Exercise directions:
Keep only the lines where "Earnings" appears.

[Dataset listings of figures]
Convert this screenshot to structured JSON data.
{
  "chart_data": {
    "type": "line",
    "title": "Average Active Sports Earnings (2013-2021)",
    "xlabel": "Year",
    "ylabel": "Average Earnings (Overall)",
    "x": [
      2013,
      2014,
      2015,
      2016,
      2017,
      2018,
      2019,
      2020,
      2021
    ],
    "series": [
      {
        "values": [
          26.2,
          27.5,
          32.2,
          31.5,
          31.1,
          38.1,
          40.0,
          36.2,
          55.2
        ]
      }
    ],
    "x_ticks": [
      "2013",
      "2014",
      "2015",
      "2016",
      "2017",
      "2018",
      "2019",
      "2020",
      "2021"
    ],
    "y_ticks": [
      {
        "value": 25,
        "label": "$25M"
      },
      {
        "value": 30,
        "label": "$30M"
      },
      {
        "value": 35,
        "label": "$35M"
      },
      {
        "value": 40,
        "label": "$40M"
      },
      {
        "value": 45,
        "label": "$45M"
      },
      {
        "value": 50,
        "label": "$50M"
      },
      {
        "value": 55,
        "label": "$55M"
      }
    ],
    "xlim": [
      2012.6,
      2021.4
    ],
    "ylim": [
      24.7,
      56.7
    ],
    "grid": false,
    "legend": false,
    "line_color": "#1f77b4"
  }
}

Task response:
    "title": "Average Active Sports Earnings (2013-2021)",
    "ylabel": "Average Earnings (Overall)",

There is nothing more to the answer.